### Goal
From the listing below, extract every line in which the word "color" appears.

### Provided material
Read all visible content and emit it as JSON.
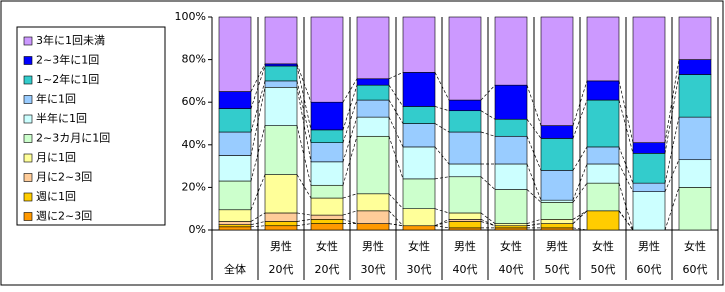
{
  "chart_data": {
    "type": "stacked_bar_percent",
    "categories": [
      [
        "全体"
      ],
      [
        "男性",
        "20代"
      ],
      [
        "女性",
        "20代"
      ],
      [
        "男性",
        "30代"
      ],
      [
        "女性",
        "30代"
      ],
      [
        "男性",
        "40代"
      ],
      [
        "女性",
        "40代"
      ],
      [
        "男性",
        "50代"
      ],
      [
        "女性",
        "50代"
      ],
      [
        "男性",
        "60代"
      ],
      [
        "女性",
        "60代"
      ]
    ],
    "series": [
      {
        "name": "週に2~3回",
        "color": "#ff9900",
        "values": [
          1.5,
          2,
          3,
          3,
          2,
          1,
          1,
          1,
          0,
          0,
          0
        ]
      },
      {
        "name": "週に1回",
        "color": "#ffcc00",
        "values": [
          1,
          2,
          2,
          0,
          0,
          3,
          1,
          2,
          9,
          0,
          0
        ]
      },
      {
        "name": "月に2~3回",
        "color": "#ffcc99",
        "values": [
          1.5,
          4,
          2,
          6,
          0,
          1,
          0,
          0,
          0,
          0,
          0
        ]
      },
      {
        "name": "月に1回",
        "color": "#ffff99",
        "values": [
          5.5,
          18,
          8,
          8,
          8,
          3,
          1,
          2,
          0,
          0,
          0
        ]
      },
      {
        "name": "2~3カ月に1回",
        "color": "#ccffcc",
        "values": [
          13.5,
          23,
          6,
          27,
          14,
          17,
          16,
          8,
          13,
          0,
          20
        ]
      },
      {
        "name": "半年に1回",
        "color": "#ccffff",
        "values": [
          12,
          18,
          11,
          9,
          15,
          6,
          12,
          1,
          9,
          18,
          13
        ]
      },
      {
        "name": "年に1回",
        "color": "#99ccff",
        "values": [
          11,
          3,
          9,
          8,
          11,
          15,
          13,
          14,
          8,
          4,
          20
        ]
      },
      {
        "name": "1~2年に1回",
        "color": "#33cccc",
        "values": [
          11,
          7,
          6,
          7,
          8,
          10,
          8,
          15,
          22,
          14,
          20
        ]
      },
      {
        "name": "2~3年に1回",
        "color": "#0000ff",
        "values": [
          8,
          1,
          13,
          3,
          16,
          5,
          16,
          6,
          9,
          5,
          7
        ]
      },
      {
        "name": "3年に1回未満",
        "color": "#cc99ff",
        "values": [
          35,
          22,
          40,
          29,
          26,
          39,
          32,
          51,
          30,
          59,
          20
        ]
      }
    ],
    "ylim": [
      0,
      100
    ],
    "yticks": [
      {
        "value": 0,
        "label": "0%"
      },
      {
        "value": 20,
        "label": "20%"
      },
      {
        "value": 40,
        "label": "40%"
      },
      {
        "value": 60,
        "label": "60%"
      },
      {
        "value": 80,
        "label": "80%"
      },
      {
        "value": 100,
        "label": "100%"
      }
    ],
    "legend": "left"
  }
}
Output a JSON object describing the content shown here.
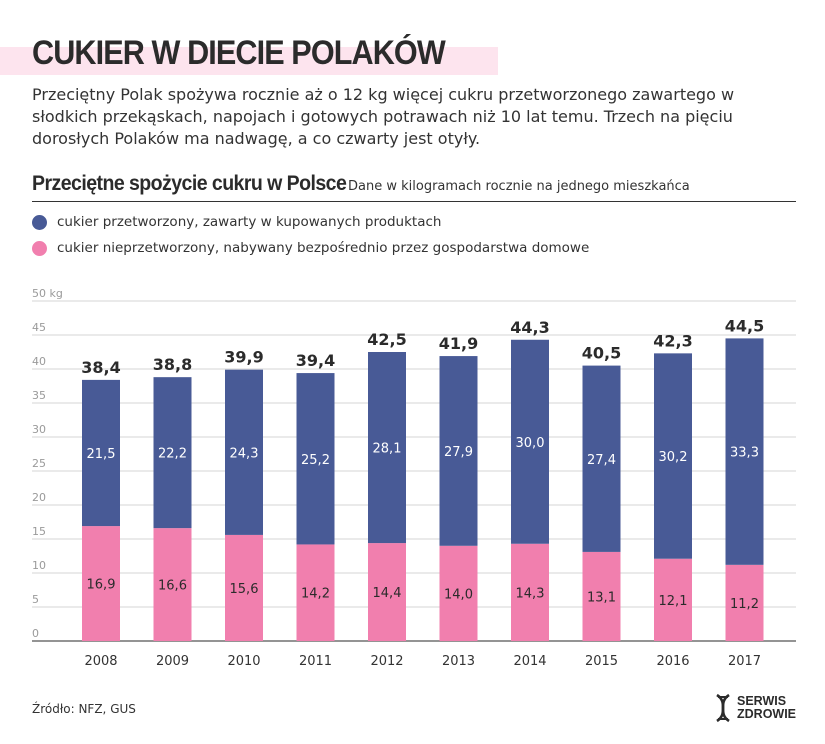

### Expected output
        "color": "#ff9900",
        "color": "#ffcc00",
        "color": "#ffcc99",
        "color": "#ffff99",
        "color": "#ccffcc",
        "color": "#ccffff",
        "color": "#99ccff",
        "color": "#33cccc",
        "color": "#0000ff",
        "color": "#cc99ff",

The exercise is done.